▶ _Directions_
Type out the material below exactly.

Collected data
----------

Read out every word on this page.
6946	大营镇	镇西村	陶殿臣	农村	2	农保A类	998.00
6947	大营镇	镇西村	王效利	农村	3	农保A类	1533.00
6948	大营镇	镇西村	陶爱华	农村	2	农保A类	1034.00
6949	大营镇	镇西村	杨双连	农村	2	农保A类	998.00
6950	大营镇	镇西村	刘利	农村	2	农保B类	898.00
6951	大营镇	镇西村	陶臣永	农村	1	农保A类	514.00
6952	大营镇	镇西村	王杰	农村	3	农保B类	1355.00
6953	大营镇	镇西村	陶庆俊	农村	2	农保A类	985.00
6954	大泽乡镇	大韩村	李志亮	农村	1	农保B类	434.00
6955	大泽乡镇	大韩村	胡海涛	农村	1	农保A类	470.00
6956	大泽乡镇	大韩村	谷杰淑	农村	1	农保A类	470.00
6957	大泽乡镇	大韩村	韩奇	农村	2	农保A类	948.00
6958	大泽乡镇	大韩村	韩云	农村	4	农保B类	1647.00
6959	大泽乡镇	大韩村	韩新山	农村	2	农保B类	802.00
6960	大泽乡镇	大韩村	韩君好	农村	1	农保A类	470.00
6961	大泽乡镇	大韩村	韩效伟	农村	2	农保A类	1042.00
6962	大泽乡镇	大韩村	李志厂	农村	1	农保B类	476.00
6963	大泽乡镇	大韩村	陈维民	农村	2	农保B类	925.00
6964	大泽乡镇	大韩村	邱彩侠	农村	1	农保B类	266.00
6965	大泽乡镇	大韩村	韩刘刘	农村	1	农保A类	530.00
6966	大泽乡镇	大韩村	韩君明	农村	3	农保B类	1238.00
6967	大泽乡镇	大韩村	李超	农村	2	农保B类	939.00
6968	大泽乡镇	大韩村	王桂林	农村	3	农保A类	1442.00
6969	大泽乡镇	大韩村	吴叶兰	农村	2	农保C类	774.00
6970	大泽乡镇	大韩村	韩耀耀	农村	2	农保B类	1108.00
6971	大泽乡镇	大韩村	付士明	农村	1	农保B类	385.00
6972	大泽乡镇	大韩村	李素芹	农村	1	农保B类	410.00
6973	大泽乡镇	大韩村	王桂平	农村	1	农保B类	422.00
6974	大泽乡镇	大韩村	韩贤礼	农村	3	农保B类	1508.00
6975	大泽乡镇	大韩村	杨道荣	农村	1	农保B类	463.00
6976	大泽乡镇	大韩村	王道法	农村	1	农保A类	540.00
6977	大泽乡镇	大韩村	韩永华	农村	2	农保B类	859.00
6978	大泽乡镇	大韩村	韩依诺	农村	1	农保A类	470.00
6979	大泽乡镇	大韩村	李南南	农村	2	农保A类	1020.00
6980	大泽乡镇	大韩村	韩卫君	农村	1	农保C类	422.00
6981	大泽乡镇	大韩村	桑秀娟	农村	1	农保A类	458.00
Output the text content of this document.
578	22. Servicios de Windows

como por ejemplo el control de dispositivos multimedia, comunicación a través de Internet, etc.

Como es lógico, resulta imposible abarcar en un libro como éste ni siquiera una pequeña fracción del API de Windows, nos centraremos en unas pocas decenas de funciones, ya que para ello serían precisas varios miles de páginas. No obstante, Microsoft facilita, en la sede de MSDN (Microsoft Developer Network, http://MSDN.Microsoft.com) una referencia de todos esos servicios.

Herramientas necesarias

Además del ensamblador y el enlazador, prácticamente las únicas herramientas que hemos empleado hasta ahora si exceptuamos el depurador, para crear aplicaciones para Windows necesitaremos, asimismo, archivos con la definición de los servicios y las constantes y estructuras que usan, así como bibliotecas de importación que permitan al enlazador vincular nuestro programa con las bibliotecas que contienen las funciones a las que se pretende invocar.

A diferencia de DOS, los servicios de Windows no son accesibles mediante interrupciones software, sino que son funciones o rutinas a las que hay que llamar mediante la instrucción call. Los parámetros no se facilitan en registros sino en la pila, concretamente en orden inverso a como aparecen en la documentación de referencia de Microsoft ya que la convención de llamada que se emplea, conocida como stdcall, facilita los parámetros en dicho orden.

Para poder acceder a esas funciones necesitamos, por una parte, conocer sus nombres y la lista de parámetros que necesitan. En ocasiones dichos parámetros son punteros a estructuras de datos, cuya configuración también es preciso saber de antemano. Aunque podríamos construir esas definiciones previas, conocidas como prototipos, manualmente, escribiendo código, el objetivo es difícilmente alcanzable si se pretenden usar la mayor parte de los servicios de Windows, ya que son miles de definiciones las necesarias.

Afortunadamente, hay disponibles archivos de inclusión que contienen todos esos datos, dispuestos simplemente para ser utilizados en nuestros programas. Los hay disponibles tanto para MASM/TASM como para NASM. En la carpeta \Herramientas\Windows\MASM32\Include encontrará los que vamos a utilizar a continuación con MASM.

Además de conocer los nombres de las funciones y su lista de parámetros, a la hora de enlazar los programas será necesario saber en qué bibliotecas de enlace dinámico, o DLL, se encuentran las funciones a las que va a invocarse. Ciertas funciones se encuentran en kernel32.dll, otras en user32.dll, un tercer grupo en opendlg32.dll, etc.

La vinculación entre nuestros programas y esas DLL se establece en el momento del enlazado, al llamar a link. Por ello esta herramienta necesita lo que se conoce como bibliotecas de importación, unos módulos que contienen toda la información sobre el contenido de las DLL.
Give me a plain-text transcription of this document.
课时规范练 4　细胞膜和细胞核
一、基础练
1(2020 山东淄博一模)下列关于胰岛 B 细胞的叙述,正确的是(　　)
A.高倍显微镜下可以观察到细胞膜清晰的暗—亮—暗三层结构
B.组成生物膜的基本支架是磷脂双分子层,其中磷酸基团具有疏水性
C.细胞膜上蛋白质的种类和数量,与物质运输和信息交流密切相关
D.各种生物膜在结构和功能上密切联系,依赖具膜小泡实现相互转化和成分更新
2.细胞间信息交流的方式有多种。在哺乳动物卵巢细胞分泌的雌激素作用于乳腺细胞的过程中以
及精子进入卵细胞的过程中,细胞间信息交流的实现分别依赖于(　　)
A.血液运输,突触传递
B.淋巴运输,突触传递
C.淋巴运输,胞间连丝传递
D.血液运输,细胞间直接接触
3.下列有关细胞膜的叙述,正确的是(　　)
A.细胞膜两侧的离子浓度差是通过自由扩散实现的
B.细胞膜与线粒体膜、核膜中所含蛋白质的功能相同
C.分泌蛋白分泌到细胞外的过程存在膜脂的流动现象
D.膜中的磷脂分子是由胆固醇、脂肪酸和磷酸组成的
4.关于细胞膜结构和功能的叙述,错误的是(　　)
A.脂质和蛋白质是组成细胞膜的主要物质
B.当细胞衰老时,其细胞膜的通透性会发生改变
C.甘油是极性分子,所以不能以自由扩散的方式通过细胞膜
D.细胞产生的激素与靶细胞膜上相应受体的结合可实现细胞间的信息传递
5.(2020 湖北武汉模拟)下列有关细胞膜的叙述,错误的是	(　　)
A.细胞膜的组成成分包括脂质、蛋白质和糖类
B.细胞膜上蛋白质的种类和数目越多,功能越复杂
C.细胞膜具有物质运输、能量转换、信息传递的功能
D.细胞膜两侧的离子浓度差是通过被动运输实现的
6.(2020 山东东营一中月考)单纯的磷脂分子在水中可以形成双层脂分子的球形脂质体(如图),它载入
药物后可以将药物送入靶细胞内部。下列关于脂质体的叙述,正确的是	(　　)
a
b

----------

▶ _Exercise result_
Read out every word on this page.
6946	大营镇	镇西村	陶殿臣	农村	2	农保A类	998.00
6947	大营镇	镇西村	王效利	农村	3	农保A类	1533.00
6948	大营镇	镇西村	陶爱华	农村	2	农保A类	1034.00
6949	大营镇	镇西村	杨双连	农村	2	农保A类	998.00
6950	大营镇	镇西村	刘利	农村	2	农保B类	898.00
6951	大营镇	镇西村	陶臣永	农村	1	农保A类	514.00
6952	大营镇	镇西村	王杰	农村	3	农保B类	1355.00
6953	大营镇	镇西村	陶庆俊	农村	2	农保A类	985.00
6954	大泽乡镇	大韩村	李志亮	农村	1	农保B类	434.00
6955	大泽乡镇	大韩村	胡海涛	农村	1	农保A类	470.00
6956	大泽乡镇	大韩村	谷杰淑	农村	1	农保A类	470.00
6957	大泽乡镇	大韩村	韩奇	农村	2	农保A类	948.00
6958	大泽乡镇	大韩村	韩云	农村	4	农保B类	1647.00
6959	大泽乡镇	大韩村	韩新山	农村	2	农保B类	802.00
6960	大泽乡镇	大韩村	韩君好	农村	1	农保A类	470.00
6961	大泽乡镇	大韩村	韩效伟	农村	2	农保A类	1042.00
6962	大泽乡镇	大韩村	李志厂	农村	1	农保B类	476.00
6963	大泽乡镇	大韩村	陈维民	农村	2	农保B类	925.00
6964	大泽乡镇	大韩村	邱彩侠	农村	1	农保B类	266.00
6965	大泽乡镇	大韩村	韩刘刘	农村	1	农保A类	530.00
6966	大泽乡镇	大韩村	韩君明	农村	3	农保B类	1238.00
6967	大泽乡镇	大韩村	李超	农村	2	农保B类	939.00
6968	大泽乡镇	大韩村	王桂林	农村	3	农保A类	1442.00
6969	大泽乡镇	大韩村	吴叶兰	农村	2	农保C类	774.00
6970	大泽乡镇	大韩村	韩耀耀	农村	2	农保B类	1108.00
6971	大泽乡镇	大韩村	付士明	农村	1	农保B类	385.00
6972	大泽乡镇	大韩村	李素芹	农村	1	农保B类	410.00
6973	大泽乡镇	大韩村	王桂平	农村	1	农保B类	422.00
6974	大泽乡镇	大韩村	韩贤礼	农村	3	农保B类	1508.00
6975	大泽乡镇	大韩村	杨道荣	农村	1	农保B类	463.00
6976	大泽乡镇	大韩村	王道法	农村	1	农保A类	540.00
6977	大泽乡镇	大韩村	韩永华	农村	2	农保B类	859.00
6978	大泽乡镇	大韩村	韩依诺	农村	1	农保A类	470.00
6979	大泽乡镇	大韩村	李南南	农村	2	农保A类	1020.00
6980	大泽乡镇	大韩村	韩卫君	农村	1	农保C类	422.00
6981	大泽乡镇	大韩村	桑秀娟	农村	1	农保A类	458.00
Output the text content of this document.
578	22. Servicios de Windows

como por ejemplo el control de dispositivos multimedia, comunicación a través de Internet, etc.

Como es lógico, resulta imposible abarcar en un libro como éste ni siquiera una pequeña fracción del API de Windows, nos centraremos en unas pocas decenas de funciones, ya que para ello serían precisas varios miles de páginas. No obstante, Microsoft facilita, en la sede de MSDN (Microsoft Developer Network, http://MSDN.Microsoft.com) una referencia de todos esos servicios.

Herramientas necesarias

Además del ensamblador y el enlazador, prácticamente las únicas herramientas que hemos empleado hasta ahora si exceptuamos el depurador, para crear aplicaciones para Windows necesitaremos, asimismo, archivos con la definición de los servicios y las constantes y estructuras que usan, así como bibliotecas de importación que permitan al enlazador vincular nuestro programa con las bibliotecas que contienen las funciones a las que se pretende invocar.

A diferencia de DOS, los servicios de Windows no son accesibles mediante interrupciones software, sino que son funciones o rutinas a las que hay que llamar mediante la instrucción call. Los parámetros no se facilitan en registros sino en la pila, concretamente en orden inverso a como aparecen en la documentación de referencia de Microsoft ya que la convención de llamada que se emplea, conocida como stdcall, facilita los parámetros en dicho orden.

Para poder acceder a esas funciones necesitamos, por una parte, conocer sus nombres y la lista de parámetros que necesitan. En ocasiones dichos parámetros son punteros a estructuras de datos, cuya configuración también es preciso saber de antemano. Aunque podríamos construir esas definiciones previas, conocidas como prototipos, manualmente, escribiendo código, el objetivo es difícilmente alcanzable si se pretenden usar la mayor parte de los servicios de Windows, ya que son miles de definiciones las necesarias.

Afortunadamente, hay disponibles archivos de inclusión que contienen todos esos datos, dispuestos simplemente para ser utilizados en nuestros programas. Los hay disponibles tanto para MASM/TASM como para NASM. En la carpeta \Herramientas\Windows\MASM32\Include encontrará los que vamos a utilizar a continuación con MASM.

Además de conocer los nombres de las funciones y su lista de parámetros, a la hora de enlazar los programas será necesario saber en qué bibliotecas de enlace dinámico, o DLL, se encuentran las funciones a las que va a invocarse. Ciertas funciones se encuentran en kernel32.dll, otras en user32.dll, un tercer grupo en opendlg32.dll, etc.

La vinculación entre nuestros programas y esas DLL se establece en el momento del enlazado, al llamar a link. Por ello esta herramienta necesita lo que se conoce como bibliotecas de importación, unos módulos que contienen toda la información sobre el contenido de las DLL.
Give me a plain-text transcription of this document.
课时规范练 4　细胞膜和细胞核
一、基础练
1(2020 山东淄博一模)下列关于胰岛 B 细胞的叙述,正确的是(　　)
A.高倍显微镜下可以观察到细胞膜清晰的暗—亮—暗三层结构
B.组成生物膜的基本支架是磷脂双分子层,其中磷酸基团具有疏水性
C.细胞膜上蛋白质的种类和数量,与物质运输和信息交流密切相关
D.各种生物膜在结构和功能上密切联系,依赖具膜小泡实现相互转化和成分更新
2.细胞间信息交流的方式有多种。在哺乳动物卵巢细胞分泌的雌激素作用于乳腺细胞的过程中以
及精子进入卵细胞的过程中,细胞间信息交流的实现分别依赖于(　　)
A.血液运输,突触传递
B.淋巴运输,突触传递
C.淋巴运输,胞间连丝传递
D.血液运输,细胞间直接接触
3.下列有关细胞膜的叙述,正确的是(　　)
A.细胞膜两侧的离子浓度差是通过自由扩散实现的
B.细胞膜与线粒体膜、核膜中所含蛋白质的功能相同
C.分泌蛋白分泌到细胞外的过程存在膜脂的流动现象
D.膜中的磷脂分子是由胆固醇、脂肪酸和磷酸组成的
4.关于细胞膜结构和功能的叙述,错误的是(　　)
A.脂质和蛋白质是组成细胞膜的主要物质
B.当细胞衰老时,其细胞膜的通透性会发生改变
C.甘油是极性分子,所以不能以自由扩散的方式通过细胞膜
D.细胞产生的激素与靶细胞膜上相应受体的结合可实现细胞间的信息传递
5.(2020 湖北武汉模拟)下列有关细胞膜的叙述,错误的是	(　　)
A.细胞膜的组成成分包括脂质、蛋白质和糖类
B.细胞膜上蛋白质的种类和数目越多,功能越复杂
C.细胞膜具有物质运输、能量转换、信息传递的功能
D.细胞膜两侧的离子浓度差是通过被动运输实现的
6.(2020 山东东营一中月考)单纯的磷脂分子在水中可以形成双层脂分子的球形脂质体(如图),它载入
药物后可以将药物送入靶细胞内部。下列关于脂质体的叙述,正确的是	(　　)
a
b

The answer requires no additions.